DATASET EXCERPTS —

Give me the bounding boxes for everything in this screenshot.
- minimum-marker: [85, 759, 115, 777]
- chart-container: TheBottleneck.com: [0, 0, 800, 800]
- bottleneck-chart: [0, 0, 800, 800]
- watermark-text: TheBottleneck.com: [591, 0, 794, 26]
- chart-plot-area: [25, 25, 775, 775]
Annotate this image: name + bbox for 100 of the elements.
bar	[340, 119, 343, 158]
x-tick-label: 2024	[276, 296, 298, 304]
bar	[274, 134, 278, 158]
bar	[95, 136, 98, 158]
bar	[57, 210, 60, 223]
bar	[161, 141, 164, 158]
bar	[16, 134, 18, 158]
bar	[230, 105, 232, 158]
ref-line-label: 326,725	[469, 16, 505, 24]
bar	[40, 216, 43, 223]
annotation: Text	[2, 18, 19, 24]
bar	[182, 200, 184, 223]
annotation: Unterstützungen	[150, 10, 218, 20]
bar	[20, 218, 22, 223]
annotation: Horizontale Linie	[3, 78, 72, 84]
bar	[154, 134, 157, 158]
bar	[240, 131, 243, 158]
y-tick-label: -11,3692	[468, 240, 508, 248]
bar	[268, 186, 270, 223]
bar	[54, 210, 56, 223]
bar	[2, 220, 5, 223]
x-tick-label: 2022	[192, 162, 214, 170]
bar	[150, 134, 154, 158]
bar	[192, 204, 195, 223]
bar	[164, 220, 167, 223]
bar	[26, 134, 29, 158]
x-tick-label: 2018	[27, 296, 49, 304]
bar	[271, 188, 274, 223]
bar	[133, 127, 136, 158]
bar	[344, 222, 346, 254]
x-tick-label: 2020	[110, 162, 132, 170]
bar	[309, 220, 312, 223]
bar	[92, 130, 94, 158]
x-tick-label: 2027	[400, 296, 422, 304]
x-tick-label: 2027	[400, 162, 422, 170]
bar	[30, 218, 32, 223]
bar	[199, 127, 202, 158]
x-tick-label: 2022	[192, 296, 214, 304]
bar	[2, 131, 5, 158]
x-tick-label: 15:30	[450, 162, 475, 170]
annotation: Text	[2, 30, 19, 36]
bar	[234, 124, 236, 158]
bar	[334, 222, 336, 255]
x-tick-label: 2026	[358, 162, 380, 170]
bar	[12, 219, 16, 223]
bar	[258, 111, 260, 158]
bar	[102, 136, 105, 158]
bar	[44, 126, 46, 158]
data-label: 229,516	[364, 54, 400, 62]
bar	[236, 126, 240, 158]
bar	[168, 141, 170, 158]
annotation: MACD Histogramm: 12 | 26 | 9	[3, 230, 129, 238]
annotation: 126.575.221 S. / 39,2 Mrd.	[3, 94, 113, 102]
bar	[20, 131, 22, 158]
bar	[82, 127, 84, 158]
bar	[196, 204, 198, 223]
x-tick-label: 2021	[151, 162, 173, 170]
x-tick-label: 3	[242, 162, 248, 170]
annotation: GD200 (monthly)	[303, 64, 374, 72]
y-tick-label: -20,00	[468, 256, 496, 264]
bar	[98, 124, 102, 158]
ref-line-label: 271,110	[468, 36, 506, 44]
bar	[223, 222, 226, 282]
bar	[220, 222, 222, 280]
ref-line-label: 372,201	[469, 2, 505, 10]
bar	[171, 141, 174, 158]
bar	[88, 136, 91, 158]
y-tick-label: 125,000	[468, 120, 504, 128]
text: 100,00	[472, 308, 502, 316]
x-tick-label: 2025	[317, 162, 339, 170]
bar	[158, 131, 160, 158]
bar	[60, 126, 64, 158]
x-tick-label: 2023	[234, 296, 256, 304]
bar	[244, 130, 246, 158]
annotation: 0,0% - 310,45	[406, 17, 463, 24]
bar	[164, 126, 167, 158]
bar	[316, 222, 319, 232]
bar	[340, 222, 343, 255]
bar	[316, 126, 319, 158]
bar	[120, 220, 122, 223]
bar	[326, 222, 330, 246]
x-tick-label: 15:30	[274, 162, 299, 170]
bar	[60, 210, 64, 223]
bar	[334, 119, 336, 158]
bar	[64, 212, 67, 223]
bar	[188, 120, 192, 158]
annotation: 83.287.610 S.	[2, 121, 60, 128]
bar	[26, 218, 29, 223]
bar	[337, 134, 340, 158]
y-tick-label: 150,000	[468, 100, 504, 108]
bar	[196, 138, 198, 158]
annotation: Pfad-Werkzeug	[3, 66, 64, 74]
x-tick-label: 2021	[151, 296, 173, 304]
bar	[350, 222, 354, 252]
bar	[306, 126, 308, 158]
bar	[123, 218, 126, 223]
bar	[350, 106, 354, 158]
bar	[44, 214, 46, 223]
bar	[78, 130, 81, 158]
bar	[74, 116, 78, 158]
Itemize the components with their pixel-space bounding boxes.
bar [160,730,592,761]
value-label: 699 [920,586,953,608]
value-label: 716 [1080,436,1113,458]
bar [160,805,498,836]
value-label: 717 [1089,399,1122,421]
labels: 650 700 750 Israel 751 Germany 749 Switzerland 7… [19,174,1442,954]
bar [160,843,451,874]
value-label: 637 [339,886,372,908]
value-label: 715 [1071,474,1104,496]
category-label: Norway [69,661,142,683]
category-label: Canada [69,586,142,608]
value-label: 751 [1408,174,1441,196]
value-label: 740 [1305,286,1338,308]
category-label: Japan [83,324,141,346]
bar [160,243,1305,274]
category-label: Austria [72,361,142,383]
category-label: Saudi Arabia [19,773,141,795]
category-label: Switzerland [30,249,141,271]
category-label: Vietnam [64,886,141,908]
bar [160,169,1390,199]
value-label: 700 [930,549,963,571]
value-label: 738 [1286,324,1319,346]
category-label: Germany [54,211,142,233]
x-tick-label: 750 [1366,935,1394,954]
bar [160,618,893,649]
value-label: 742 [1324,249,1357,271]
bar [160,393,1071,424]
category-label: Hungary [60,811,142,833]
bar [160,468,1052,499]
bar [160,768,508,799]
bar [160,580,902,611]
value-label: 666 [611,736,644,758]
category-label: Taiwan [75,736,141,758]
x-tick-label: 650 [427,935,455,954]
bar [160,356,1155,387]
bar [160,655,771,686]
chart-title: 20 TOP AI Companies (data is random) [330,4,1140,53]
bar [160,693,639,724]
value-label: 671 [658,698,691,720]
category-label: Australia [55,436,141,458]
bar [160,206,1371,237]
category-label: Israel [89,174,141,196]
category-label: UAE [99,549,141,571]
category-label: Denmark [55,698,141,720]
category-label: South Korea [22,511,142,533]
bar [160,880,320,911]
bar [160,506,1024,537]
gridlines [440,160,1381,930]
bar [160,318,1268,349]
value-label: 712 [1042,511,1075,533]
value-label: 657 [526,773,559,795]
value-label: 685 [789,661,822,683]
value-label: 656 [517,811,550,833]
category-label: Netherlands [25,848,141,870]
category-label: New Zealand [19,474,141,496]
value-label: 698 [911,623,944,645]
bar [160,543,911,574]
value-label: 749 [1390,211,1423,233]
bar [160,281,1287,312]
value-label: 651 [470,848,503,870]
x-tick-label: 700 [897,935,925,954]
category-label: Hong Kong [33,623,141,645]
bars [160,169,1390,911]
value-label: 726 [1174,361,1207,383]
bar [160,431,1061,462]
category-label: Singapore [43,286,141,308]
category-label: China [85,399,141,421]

REQUIRED WORK —
Reproduce every line of the records above verbatim, from the first line through the last, with no changes.

ANSWER BELOW —
Give me the bounding boxes for everything in this screenshot.
- minimum-marker: [85, 759, 115, 777]
- chart-container: TheBottleneck.com: [0, 0, 800, 800]
- bottleneck-chart: [0, 0, 800, 800]
- watermark-text: TheBottleneck.com: [591, 0, 794, 26]
- chart-plot-area: [25, 25, 775, 775]
Annotate this image: name + bbox for 100 of the elements.
bar	[340, 119, 343, 158]
x-tick-label: 2024	[276, 296, 298, 304]
bar	[274, 134, 278, 158]
bar	[95, 136, 98, 158]
bar	[57, 210, 60, 223]
bar	[161, 141, 164, 158]
bar	[16, 134, 18, 158]
bar	[230, 105, 232, 158]
ref-line-label: 326,725	[469, 16, 505, 24]
bar	[40, 216, 43, 223]
annotation: Text	[2, 18, 19, 24]
bar	[182, 200, 184, 223]
annotation: Unterstützungen	[150, 10, 218, 20]
bar	[20, 218, 22, 223]
annotation: Horizontale Linie	[3, 78, 72, 84]
bar	[154, 134, 157, 158]
bar	[240, 131, 243, 158]
y-tick-label: -11,3692	[468, 240, 508, 248]
bar	[268, 186, 270, 223]
bar	[54, 210, 56, 223]
bar	[2, 220, 5, 223]
x-tick-label: 2022	[192, 162, 214, 170]
bar	[150, 134, 154, 158]
bar	[192, 204, 195, 223]
bar	[164, 220, 167, 223]
bar	[26, 134, 29, 158]
x-tick-label: 2018	[27, 296, 49, 304]
bar	[271, 188, 274, 223]
bar	[133, 127, 136, 158]
bar	[344, 222, 346, 254]
x-tick-label: 2020	[110, 162, 132, 170]
bar	[309, 220, 312, 223]
bar	[92, 130, 94, 158]
x-tick-label: 2027	[400, 296, 422, 304]
x-tick-label: 2027	[400, 162, 422, 170]
bar	[30, 218, 32, 223]
bar	[199, 127, 202, 158]
x-tick-label: 2022	[192, 296, 214, 304]
bar	[2, 131, 5, 158]
x-tick-label: 15:30	[450, 162, 475, 170]
annotation: Text	[2, 30, 19, 36]
bar	[234, 124, 236, 158]
bar	[334, 222, 336, 255]
x-tick-label: 2026	[358, 162, 380, 170]
bar	[12, 219, 16, 223]
bar	[258, 111, 260, 158]
bar	[102, 136, 105, 158]
bar	[44, 126, 46, 158]
data-label: 229,516	[364, 54, 400, 62]
bar	[236, 126, 240, 158]
bar	[168, 141, 170, 158]
annotation: MACD Histogramm: 12 | 26 | 9	[3, 230, 129, 238]
annotation: 126.575.221 S. / 39,2 Mrd.	[3, 94, 113, 102]
bar	[20, 131, 22, 158]
bar	[82, 127, 84, 158]
bar	[196, 204, 198, 223]
x-tick-label: 2021	[151, 162, 173, 170]
x-tick-label: 3	[242, 162, 248, 170]
annotation: GD200 (monthly)	[303, 64, 374, 72]
y-tick-label: -20,00	[468, 256, 496, 264]
bar	[98, 124, 102, 158]
ref-line-label: 271,110	[468, 36, 506, 44]
bar	[223, 222, 226, 282]
bar	[220, 222, 222, 280]
ref-line-label: 372,201	[469, 2, 505, 10]
bar	[171, 141, 174, 158]
bar	[88, 136, 91, 158]
y-tick-label: 125,000	[468, 120, 504, 128]
text: 100,00	[472, 308, 502, 316]
x-tick-label: 2025	[317, 162, 339, 170]
bar	[158, 131, 160, 158]
bar	[60, 126, 64, 158]
x-tick-label: 2023	[234, 296, 256, 304]
bar	[244, 130, 246, 158]
annotation: 0,0% - 310,45	[406, 17, 463, 24]
bar	[164, 126, 167, 158]
bar	[316, 222, 319, 232]
bar	[340, 222, 343, 255]
bar	[316, 126, 319, 158]
bar	[120, 220, 122, 223]
bar	[326, 222, 330, 246]
x-tick-label: 15:30	[274, 162, 299, 170]
bar	[60, 210, 64, 223]
bar	[334, 119, 336, 158]
bar	[64, 212, 67, 223]
bar	[188, 120, 192, 158]
annotation: 83.287.610 S.	[2, 121, 60, 128]
bar	[26, 218, 29, 223]
bar	[337, 134, 340, 158]
y-tick-label: 150,000	[468, 100, 504, 108]
bar	[196, 138, 198, 158]
annotation: Pfad-Werkzeug	[3, 66, 64, 74]
x-tick-label: 2021	[151, 296, 173, 304]
bar	[350, 222, 354, 252]
bar	[306, 126, 308, 158]
bar	[123, 218, 126, 223]
bar	[350, 106, 354, 158]
bar	[44, 214, 46, 223]
bar	[78, 130, 81, 158]
bar	[74, 116, 78, 158]
Itemize the components with their pixel-space bounding boxes.
bar [160,730,592,761]
value-label: 699 [920,586,953,608]
value-label: 716 [1080,436,1113,458]
bar [160,805,498,836]
value-label: 717 [1089,399,1122,421]
labels: 650 700 750 Israel 751 Germany 749 Switzerland 7… [19,174,1442,954]
bar [160,843,451,874]
value-label: 637 [339,886,372,908]
value-label: 715 [1071,474,1104,496]
category-label: Norway [69,661,142,683]
category-label: Canada [69,586,142,608]
value-label: 751 [1408,174,1441,196]
value-label: 740 [1305,286,1338,308]
category-label: Japan [83,324,141,346]
bar [160,243,1305,274]
category-label: Austria [72,361,142,383]
category-label: Saudi Arabia [19,773,141,795]
category-label: Switzerland [30,249,141,271]
category-label: Vietnam [64,886,141,908]
bar [160,169,1390,199]
value-label: 700 [930,549,963,571]
value-label: 738 [1286,324,1319,346]
category-label: Germany [54,211,142,233]
x-tick-label: 750 [1366,935,1394,954]
bar [160,618,893,649]
value-label: 742 [1324,249,1357,271]
bar [160,393,1071,424]
category-label: Hungary [60,811,142,833]
bar [160,468,1052,499]
bar [160,768,508,799]
bar [160,580,902,611]
value-label: 666 [611,736,644,758]
category-label: Taiwan [75,736,141,758]
x-tick-label: 650 [427,935,455,954]
bar [160,356,1155,387]
bar [160,655,771,686]
chart-title: 20 TOP AI Companies (data is random) [330,4,1140,53]
bar [160,693,639,724]
value-label: 671 [658,698,691,720]
category-label: Australia [55,436,141,458]
bar [160,206,1371,237]
category-label: Israel [89,174,141,196]
category-label: UAE [99,549,141,571]
category-label: Denmark [55,698,141,720]
category-label: South Korea [22,511,142,533]
bar [160,880,320,911]
bar [160,506,1024,537]
gridlines [440,160,1381,930]
bar [160,318,1268,349]
value-label: 712 [1042,511,1075,533]
value-label: 657 [526,773,559,795]
value-label: 685 [789,661,822,683]
value-label: 656 [517,811,550,833]
category-label: Netherlands [25,848,141,870]
category-label: New Zealand [19,474,141,496]
value-label: 698 [911,623,944,645]
bar [160,543,911,574]
value-label: 749 [1390,211,1423,233]
bar [160,281,1287,312]
value-label: 651 [470,848,503,870]
x-tick-label: 700 [897,935,925,954]
category-label: Hong Kong [33,623,141,645]
bars [160,169,1390,911]
value-label: 726 [1174,361,1207,383]
bar [160,431,1061,462]
category-label: Singapore [43,286,141,308]
category-label: China [85,399,141,421]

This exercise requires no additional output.